◆ **Directions for this task**:
Repeat all of the records verbatim.

◆ **Data rows**:
________________________________________

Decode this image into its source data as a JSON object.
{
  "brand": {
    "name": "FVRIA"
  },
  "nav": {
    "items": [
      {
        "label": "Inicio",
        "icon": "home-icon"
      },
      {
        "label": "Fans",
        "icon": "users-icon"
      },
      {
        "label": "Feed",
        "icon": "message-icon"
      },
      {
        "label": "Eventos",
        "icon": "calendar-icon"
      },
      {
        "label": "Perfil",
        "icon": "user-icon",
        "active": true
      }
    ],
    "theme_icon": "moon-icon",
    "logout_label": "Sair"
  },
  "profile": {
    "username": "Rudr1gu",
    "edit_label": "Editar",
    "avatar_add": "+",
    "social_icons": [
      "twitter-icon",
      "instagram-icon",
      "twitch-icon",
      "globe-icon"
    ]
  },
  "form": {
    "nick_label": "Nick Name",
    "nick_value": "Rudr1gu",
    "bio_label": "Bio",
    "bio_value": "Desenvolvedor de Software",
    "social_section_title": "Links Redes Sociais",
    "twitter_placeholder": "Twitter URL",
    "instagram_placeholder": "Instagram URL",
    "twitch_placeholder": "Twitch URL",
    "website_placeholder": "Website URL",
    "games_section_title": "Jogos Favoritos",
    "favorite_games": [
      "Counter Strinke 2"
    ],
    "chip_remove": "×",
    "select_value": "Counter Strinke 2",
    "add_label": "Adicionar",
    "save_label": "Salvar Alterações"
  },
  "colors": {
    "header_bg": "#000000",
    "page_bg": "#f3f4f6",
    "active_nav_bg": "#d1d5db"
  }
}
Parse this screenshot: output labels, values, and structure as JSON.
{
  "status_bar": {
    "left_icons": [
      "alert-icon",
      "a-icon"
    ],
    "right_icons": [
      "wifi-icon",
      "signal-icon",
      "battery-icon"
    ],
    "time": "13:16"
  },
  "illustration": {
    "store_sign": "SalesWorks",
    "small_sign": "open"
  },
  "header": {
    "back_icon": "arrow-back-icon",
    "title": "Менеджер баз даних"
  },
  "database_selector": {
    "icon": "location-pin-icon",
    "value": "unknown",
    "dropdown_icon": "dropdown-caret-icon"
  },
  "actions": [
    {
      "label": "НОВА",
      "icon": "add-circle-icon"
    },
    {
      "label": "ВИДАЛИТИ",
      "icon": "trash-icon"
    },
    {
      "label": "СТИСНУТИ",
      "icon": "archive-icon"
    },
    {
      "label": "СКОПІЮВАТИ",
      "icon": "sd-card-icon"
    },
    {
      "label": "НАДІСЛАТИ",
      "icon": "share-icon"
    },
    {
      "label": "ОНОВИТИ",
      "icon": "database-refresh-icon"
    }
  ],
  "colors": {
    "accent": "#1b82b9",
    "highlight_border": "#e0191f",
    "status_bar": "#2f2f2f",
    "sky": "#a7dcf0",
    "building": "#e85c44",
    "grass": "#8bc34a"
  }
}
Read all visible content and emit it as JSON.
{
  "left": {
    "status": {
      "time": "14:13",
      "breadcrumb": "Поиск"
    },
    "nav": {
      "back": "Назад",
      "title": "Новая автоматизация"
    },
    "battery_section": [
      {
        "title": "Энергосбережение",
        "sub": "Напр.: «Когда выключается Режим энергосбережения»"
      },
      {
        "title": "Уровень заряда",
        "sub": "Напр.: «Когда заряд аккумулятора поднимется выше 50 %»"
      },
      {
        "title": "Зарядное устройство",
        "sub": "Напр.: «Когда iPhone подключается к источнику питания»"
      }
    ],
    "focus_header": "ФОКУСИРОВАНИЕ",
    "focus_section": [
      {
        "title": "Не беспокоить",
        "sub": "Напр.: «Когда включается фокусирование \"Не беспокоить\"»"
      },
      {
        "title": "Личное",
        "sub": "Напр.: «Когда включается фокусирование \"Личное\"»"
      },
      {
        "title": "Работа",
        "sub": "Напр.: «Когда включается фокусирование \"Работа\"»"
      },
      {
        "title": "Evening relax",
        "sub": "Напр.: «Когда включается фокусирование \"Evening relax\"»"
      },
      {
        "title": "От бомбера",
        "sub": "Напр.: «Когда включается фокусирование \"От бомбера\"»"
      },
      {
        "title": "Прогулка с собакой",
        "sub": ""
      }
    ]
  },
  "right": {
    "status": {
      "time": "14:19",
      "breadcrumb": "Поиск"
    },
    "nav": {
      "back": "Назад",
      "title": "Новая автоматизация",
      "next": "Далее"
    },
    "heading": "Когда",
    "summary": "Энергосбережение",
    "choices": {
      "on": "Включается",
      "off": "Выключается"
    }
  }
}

________________________________________

◆ **Full answer**:
Decode this image into its source data as a JSON object.
{
  "brand": {
    "name": "FVRIA"
  },
  "nav": {
    "items": [
      {
        "label": "Inicio",
        "icon": "home-icon"
      },
      {
        "label": "Fans",
        "icon": "users-icon"
      },
      {
        "label": "Feed",
        "icon": "message-icon"
      },
      {
        "label": "Eventos",
        "icon": "calendar-icon"
      },
      {
        "label": "Perfil",
        "icon": "user-icon",
        "active": true
      }
    ],
    "theme_icon": "moon-icon",
    "logout_label": "Sair"
  },
  "profile": {
    "username": "Rudr1gu",
    "edit_label": "Editar",
    "avatar_add": "+",
    "social_icons": [
      "twitter-icon",
      "instagram-icon",
      "twitch-icon",
      "globe-icon"
    ]
  },
  "form": {
    "nick_label": "Nick Name",
    "nick_value": "Rudr1gu",
    "bio_label": "Bio",
    "bio_value": "Desenvolvedor de Software",
    "social_section_title": "Links Redes Sociais",
    "twitter_placeholder": "Twitter URL",
    "instagram_placeholder": "Instagram URL",
    "twitch_placeholder": "Twitch URL",
    "website_placeholder": "Website URL",
    "games_section_title": "Jogos Favoritos",
    "favorite_games": [
      "Counter Strinke 2"
    ],
    "chip_remove": "×",
    "select_value": "Counter Strinke 2",
    "add_label": "Adicionar",
    "save_label": "Salvar Alterações"
  },
  "colors": {
    "header_bg": "#000000",
    "page_bg": "#f3f4f6",
    "active_nav_bg": "#d1d5db"
  }
}
Parse this screenshot: output labels, values, and structure as JSON.
{
  "status_bar": {
    "left_icons": [
      "alert-icon",
      "a-icon"
    ],
    "right_icons": [
      "wifi-icon",
      "signal-icon",
      "battery-icon"
    ],
    "time": "13:16"
  },
  "illustration": {
    "store_sign": "SalesWorks",
    "small_sign": "open"
  },
  "header": {
    "back_icon": "arrow-back-icon",
    "title": "Менеджер баз даних"
  },
  "database_selector": {
    "icon": "location-pin-icon",
    "value": "unknown",
    "dropdown_icon": "dropdown-caret-icon"
  },
  "actions": [
    {
      "label": "НОВА",
      "icon": "add-circle-icon"
    },
    {
      "label": "ВИДАЛИТИ",
      "icon": "trash-icon"
    },
    {
      "label": "СТИСНУТИ",
      "icon": "archive-icon"
    },
    {
      "label": "СКОПІЮВАТИ",
      "icon": "sd-card-icon"
    },
    {
      "label": "НАДІСЛАТИ",
      "icon": "share-icon"
    },
    {
      "label": "ОНОВИТИ",
      "icon": "database-refresh-icon"
    }
  ],
  "colors": {
    "accent": "#1b82b9",
    "highlight_border": "#e0191f",
    "status_bar": "#2f2f2f",
    "sky": "#a7dcf0",
    "building": "#e85c44",
    "grass": "#8bc34a"
  }
}
Read all visible content and emit it as JSON.
{
  "left": {
    "status": {
      "time": "14:13",
      "breadcrumb": "Поиск"
    },
    "nav": {
      "back": "Назад",
      "title": "Новая автоматизация"
    },
    "battery_section": [
      {
        "title": "Энергосбережение",
        "sub": "Напр.: «Когда выключается Режим энергосбережения»"
      },
      {
        "title": "Уровень заряда",
        "sub": "Напр.: «Когда заряд аккумулятора поднимется выше 50 %»"
      },
      {
        "title": "Зарядное устройство",
        "sub": "Напр.: «Когда iPhone подключается к источнику питания»"
      }
    ],
    "focus_header": "ФОКУСИРОВАНИЕ",
    "focus_section": [
      {
        "title": "Не беспокоить",
        "sub": "Напр.: «Когда включается фокусирование \"Не беспокоить\"»"
      },
      {
        "title": "Личное",
        "sub": "Напр.: «Когда включается фокусирование \"Личное\"»"
      },
      {
        "title": "Работа",
        "sub": "Напр.: «Когда включается фокусирование \"Работа\"»"
      },
      {
        "title": "Evening relax",
        "sub": "Напр.: «Когда включается фокусирование \"Evening relax\"»"
      },
      {
        "title": "От бомбера",
        "sub": "Напр.: «Когда включается фокусирование \"От бомбера\"»"
      },
      {
        "title": "Прогулка с собакой",
        "sub": ""
      }
    ]
  },
  "right": {
    "status": {
      "time": "14:19",
      "breadcrumb": "Поиск"
    },
    "nav": {
      "back": "Назад",
      "title": "Новая автоматизация",
      "next": "Далее"
    },
    "heading": "Когда",
    "summary": "Энергосбережение",
    "choices": {
      "on": "Включается",
      "off": "Выключается"
    }
  }
}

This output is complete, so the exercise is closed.